[Records from a collection]
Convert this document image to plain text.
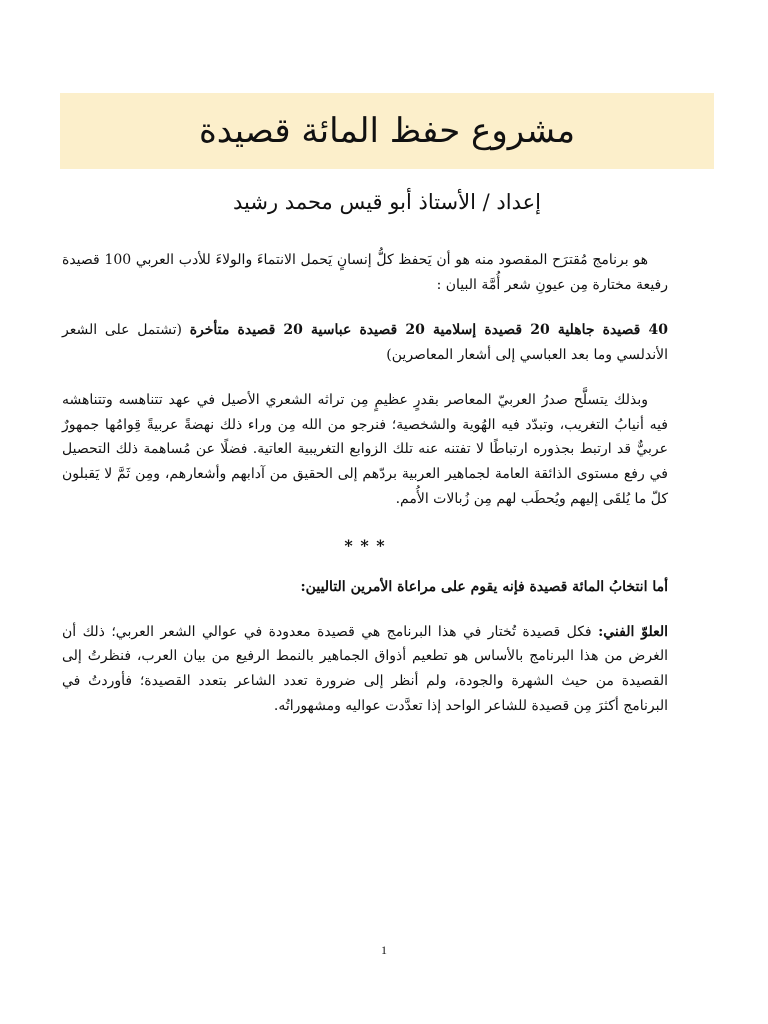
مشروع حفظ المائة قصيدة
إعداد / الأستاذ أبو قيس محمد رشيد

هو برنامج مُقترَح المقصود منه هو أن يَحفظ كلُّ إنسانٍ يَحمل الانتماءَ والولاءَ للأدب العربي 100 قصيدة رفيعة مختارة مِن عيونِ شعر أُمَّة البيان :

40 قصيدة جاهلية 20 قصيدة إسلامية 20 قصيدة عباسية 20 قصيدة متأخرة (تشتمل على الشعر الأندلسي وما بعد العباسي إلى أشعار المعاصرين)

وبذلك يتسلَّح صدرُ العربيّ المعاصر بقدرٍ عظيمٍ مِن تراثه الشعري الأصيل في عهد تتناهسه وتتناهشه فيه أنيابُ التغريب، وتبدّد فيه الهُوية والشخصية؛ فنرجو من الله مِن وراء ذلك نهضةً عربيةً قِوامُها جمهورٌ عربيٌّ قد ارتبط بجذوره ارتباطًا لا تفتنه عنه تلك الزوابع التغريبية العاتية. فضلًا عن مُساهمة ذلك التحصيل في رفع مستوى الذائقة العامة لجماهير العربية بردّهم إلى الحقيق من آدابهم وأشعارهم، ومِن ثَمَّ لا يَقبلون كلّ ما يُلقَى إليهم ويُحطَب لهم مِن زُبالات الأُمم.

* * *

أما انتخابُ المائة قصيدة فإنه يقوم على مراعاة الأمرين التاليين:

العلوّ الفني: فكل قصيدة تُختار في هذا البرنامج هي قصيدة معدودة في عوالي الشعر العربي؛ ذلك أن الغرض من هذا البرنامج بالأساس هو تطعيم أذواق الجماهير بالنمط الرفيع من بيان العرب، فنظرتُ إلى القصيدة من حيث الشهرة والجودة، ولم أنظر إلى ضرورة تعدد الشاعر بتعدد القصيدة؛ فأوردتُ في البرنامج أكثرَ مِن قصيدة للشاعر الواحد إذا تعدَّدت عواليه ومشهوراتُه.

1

==

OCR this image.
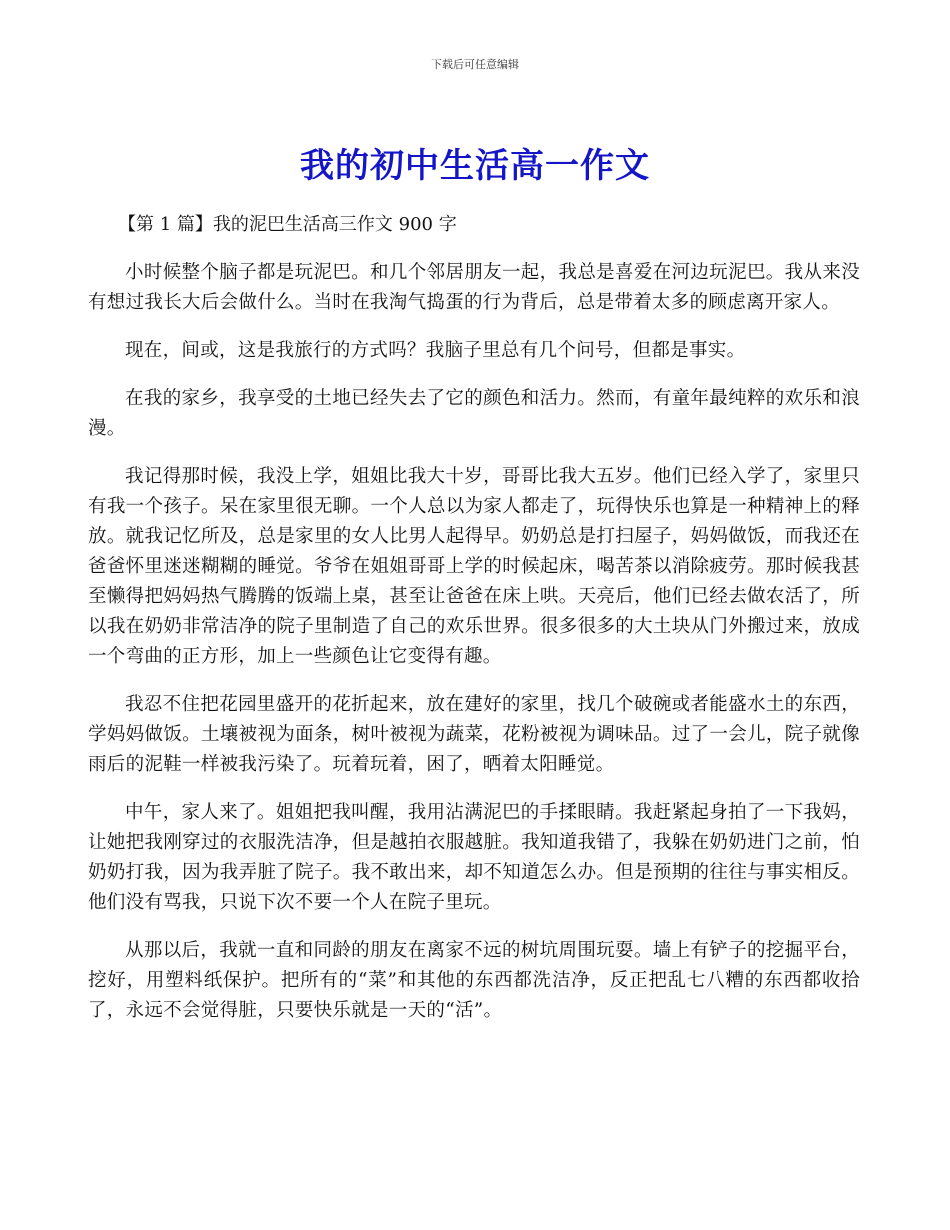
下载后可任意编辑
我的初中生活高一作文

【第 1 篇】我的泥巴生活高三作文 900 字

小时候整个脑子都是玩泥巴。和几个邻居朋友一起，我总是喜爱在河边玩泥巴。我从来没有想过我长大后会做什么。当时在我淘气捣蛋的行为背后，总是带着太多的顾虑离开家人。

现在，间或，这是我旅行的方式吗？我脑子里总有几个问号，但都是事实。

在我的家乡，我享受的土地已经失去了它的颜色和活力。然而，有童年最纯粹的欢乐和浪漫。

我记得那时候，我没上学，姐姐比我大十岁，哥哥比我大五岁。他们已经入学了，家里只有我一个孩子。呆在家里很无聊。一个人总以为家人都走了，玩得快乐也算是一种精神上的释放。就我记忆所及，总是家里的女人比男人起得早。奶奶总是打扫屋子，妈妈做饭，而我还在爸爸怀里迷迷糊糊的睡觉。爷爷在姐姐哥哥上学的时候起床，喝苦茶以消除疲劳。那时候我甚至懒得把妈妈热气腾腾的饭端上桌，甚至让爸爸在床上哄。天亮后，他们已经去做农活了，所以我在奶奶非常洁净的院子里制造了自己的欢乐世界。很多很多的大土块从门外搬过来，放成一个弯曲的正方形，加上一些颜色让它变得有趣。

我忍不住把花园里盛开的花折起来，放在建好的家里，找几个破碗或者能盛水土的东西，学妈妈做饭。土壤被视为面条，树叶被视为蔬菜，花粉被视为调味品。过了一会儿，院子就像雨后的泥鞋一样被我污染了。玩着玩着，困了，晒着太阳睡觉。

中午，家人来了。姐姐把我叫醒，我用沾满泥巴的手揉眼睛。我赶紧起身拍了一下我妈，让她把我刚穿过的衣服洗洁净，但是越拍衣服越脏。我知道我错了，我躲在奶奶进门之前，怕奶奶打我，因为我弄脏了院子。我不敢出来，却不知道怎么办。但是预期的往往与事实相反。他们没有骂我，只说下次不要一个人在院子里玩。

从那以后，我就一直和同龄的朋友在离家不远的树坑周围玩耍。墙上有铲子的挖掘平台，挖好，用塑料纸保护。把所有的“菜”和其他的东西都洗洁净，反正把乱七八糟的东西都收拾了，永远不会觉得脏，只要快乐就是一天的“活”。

** Problem **
Gather each line from the entries above that includes the word "المائة".

** Reply **
مشروع حفظ المائة قصيدة
أما انتخابُ المائة قصيدة فإنه يقوم على مراعاة الأمرين التاليين:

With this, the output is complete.